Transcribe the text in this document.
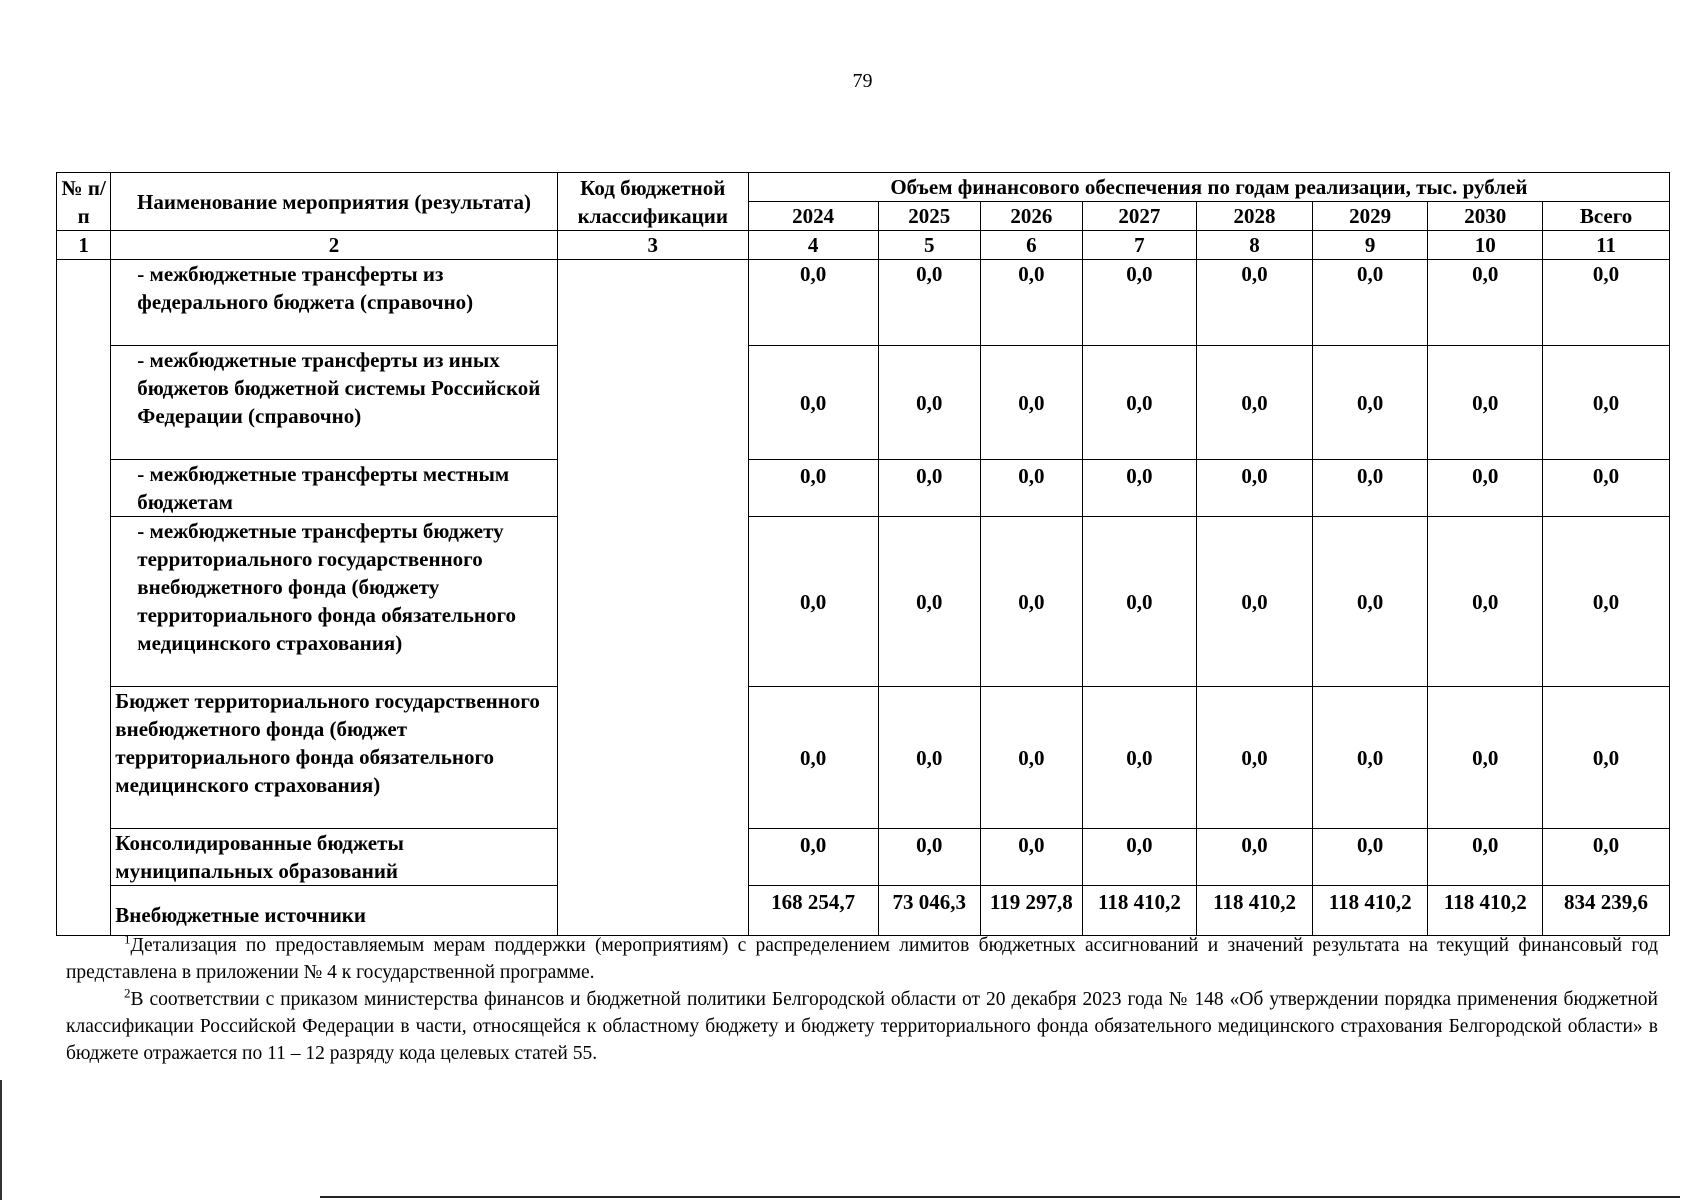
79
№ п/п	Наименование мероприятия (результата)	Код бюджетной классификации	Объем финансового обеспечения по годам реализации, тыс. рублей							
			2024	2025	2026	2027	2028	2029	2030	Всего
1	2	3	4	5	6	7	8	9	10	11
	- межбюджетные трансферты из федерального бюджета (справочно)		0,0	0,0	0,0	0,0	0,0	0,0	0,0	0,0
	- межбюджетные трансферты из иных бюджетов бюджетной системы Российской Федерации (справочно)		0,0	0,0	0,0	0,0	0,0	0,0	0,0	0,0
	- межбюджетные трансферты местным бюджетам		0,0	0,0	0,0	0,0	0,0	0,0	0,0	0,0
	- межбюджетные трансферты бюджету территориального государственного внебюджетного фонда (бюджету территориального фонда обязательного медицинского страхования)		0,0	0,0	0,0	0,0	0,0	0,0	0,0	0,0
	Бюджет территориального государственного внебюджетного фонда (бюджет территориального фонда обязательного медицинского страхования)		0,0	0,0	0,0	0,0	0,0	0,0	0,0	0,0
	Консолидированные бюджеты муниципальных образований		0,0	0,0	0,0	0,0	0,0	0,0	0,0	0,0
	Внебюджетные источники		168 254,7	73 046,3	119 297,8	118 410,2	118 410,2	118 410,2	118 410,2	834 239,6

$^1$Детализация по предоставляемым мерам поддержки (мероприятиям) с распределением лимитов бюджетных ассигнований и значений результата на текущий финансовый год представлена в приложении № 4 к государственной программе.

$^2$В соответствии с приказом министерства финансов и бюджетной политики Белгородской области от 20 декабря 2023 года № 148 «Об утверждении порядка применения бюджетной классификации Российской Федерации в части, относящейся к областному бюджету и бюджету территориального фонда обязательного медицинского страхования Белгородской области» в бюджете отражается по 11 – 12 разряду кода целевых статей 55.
********
WHAT IS BEING ASKED: Write the entries above out in full, exactly, with no images.

TASK ANSWER:
Transcribe the text in this document.
79
№ п/п	Наименование мероприятия (результата)	Код бюджетной классификации	Объем финансового обеспечения по годам реализации, тыс. рублей							
			2024	2025	2026	2027	2028	2029	2030	Всего
1	2	3	4	5	6	7	8	9	10	11
	- межбюджетные трансферты из федерального бюджета (справочно)		0,0	0,0	0,0	0,0	0,0	0,0	0,0	0,0
	- межбюджетные трансферты из иных бюджетов бюджетной системы Российской Федерации (справочно)		0,0	0,0	0,0	0,0	0,0	0,0	0,0	0,0
	- межбюджетные трансферты местным бюджетам		0,0	0,0	0,0	0,0	0,0	0,0	0,0	0,0
	- межбюджетные трансферты бюджету территориального государственного внебюджетного фонда (бюджету территориального фонда обязательного медицинского страхования)		0,0	0,0	0,0	0,0	0,0	0,0	0,0	0,0
	Бюджет территориального государственного внебюджетного фонда (бюджет территориального фонда обязательного медицинского страхования)		0,0	0,0	0,0	0,0	0,0	0,0	0,0	0,0
	Консолидированные бюджеты муниципальных образований		0,0	0,0	0,0	0,0	0,0	0,0	0,0	0,0
	Внебюджетные источники		168 254,7	73 046,3	119 297,8	118 410,2	118 410,2	118 410,2	118 410,2	834 239,6

$^1$Детализация по предоставляемым мерам поддержки (мероприятиям) с распределением лимитов бюджетных ассигнований и значений результата на текущий финансовый год представлена в приложении № 4 к государственной программе.

$^2$В соответствии с приказом министерства финансов и бюджетной политики Белгородской области от 20 декабря 2023 года № 148 «Об утверждении порядка применения бюджетной классификации Российской Федерации в части, относящейся к областному бюджету и бюджету территориального фонда обязательного медицинского страхования Белгородской области» в бюджете отражается по 11 – 12 разряду кода целевых статей 55.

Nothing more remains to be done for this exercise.